[Lines of data]

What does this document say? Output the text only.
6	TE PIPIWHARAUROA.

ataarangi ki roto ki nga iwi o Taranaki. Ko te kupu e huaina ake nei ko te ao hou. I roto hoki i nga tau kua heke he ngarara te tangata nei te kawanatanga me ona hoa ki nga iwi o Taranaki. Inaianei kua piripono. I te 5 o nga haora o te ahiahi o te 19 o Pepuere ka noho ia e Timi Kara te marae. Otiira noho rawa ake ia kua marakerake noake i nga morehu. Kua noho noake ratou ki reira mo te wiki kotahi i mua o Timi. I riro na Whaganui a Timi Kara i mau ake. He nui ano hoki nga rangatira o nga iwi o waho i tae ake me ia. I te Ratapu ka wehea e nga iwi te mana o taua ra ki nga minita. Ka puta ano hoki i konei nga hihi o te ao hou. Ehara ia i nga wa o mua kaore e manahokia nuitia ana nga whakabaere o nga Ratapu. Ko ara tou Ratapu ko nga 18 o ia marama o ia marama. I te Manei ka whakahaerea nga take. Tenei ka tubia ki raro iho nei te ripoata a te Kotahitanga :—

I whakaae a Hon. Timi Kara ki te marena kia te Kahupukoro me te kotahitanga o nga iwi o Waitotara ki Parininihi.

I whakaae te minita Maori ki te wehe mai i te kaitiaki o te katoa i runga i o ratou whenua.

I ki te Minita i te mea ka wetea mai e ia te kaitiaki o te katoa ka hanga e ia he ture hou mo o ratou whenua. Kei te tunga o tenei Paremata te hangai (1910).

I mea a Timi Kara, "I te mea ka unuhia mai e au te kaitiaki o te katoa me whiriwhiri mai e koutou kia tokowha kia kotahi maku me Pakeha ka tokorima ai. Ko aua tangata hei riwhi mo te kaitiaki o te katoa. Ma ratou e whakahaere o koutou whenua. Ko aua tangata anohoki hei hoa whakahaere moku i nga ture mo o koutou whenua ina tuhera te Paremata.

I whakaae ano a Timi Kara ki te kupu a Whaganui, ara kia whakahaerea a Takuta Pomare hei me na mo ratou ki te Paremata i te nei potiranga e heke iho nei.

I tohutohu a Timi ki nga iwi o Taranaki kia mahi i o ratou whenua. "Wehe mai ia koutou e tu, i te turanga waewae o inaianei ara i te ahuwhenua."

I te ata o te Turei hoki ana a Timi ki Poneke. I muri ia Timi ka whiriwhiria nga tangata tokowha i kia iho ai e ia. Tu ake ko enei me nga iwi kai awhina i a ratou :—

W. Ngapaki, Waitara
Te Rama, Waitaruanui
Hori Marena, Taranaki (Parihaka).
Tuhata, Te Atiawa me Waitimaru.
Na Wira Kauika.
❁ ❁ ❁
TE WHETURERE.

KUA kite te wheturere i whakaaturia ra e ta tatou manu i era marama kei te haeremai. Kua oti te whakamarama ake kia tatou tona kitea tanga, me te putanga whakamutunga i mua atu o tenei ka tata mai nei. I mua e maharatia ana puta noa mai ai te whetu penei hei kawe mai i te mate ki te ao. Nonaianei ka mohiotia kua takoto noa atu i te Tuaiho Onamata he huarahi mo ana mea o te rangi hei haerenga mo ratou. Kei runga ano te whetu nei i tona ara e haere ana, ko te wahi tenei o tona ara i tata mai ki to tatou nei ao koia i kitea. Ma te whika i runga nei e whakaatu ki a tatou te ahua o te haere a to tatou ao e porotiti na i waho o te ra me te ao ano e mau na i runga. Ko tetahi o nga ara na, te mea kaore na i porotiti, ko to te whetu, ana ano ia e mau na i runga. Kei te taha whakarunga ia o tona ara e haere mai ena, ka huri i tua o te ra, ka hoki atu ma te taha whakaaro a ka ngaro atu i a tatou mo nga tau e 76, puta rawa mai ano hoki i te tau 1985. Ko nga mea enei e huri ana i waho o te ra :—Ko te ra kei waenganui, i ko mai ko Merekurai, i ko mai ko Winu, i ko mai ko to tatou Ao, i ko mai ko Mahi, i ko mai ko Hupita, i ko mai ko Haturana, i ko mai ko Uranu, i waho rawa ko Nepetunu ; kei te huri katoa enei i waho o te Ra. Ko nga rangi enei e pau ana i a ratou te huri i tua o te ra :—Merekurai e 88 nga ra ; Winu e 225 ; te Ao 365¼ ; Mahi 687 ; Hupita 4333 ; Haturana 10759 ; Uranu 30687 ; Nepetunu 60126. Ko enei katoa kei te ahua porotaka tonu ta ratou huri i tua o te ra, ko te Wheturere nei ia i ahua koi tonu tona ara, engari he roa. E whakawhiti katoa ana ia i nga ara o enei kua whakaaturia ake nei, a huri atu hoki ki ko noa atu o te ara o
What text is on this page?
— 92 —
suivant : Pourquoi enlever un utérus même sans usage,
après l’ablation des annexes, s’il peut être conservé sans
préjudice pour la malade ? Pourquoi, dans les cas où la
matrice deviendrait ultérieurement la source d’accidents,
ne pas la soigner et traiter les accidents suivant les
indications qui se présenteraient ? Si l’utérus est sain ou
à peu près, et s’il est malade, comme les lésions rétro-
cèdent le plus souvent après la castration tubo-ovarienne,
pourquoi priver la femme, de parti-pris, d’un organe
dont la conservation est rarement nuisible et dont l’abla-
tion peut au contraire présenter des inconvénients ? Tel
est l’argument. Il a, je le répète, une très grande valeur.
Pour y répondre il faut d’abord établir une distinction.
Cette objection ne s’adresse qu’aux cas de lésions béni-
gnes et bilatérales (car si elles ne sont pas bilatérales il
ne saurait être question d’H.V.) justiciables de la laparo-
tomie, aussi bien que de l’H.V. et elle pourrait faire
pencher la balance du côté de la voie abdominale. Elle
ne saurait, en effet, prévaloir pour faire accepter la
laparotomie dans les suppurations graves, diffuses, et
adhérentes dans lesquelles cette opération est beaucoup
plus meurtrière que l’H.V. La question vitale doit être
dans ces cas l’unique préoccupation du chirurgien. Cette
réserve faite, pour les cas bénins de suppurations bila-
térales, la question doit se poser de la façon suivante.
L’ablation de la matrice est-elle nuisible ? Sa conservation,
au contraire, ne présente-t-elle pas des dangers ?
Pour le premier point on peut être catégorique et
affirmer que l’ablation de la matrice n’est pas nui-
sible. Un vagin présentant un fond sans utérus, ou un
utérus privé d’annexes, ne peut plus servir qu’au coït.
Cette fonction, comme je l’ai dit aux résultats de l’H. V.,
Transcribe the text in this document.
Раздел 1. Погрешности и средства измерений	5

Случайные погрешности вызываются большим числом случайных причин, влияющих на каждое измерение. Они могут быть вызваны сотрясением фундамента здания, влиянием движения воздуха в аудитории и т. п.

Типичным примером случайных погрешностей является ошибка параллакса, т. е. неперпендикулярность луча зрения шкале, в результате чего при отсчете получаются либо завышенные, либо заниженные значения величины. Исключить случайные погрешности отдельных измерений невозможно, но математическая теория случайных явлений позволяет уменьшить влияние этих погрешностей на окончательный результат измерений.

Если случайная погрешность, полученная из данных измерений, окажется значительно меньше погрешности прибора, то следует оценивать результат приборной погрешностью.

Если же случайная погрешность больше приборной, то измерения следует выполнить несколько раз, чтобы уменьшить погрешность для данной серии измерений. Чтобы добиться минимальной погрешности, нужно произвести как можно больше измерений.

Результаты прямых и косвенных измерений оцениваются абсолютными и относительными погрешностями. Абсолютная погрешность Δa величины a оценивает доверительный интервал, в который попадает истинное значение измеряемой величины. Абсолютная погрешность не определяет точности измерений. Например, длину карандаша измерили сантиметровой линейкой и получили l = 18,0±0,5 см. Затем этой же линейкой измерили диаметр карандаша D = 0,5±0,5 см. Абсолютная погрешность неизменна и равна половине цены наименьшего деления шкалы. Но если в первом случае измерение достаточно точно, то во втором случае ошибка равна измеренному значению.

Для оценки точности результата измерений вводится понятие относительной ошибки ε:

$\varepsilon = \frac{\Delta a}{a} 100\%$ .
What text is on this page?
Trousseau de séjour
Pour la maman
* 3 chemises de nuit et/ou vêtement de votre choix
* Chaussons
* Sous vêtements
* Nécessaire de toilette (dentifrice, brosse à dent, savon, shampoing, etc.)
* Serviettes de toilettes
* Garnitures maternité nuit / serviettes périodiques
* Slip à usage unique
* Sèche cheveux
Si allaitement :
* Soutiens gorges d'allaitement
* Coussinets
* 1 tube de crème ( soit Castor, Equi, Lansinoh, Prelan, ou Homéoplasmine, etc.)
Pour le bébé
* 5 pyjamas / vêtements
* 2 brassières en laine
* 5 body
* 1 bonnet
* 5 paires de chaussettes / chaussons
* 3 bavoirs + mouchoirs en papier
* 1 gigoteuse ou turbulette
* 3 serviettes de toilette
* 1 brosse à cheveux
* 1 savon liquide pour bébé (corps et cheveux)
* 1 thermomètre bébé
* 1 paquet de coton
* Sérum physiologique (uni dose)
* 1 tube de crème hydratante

## WORK TO BE COMPLETED:
Going through the entries above, report how many lines include the string "heke". The number alone is the answer.

## EXERCISE RESULT:
2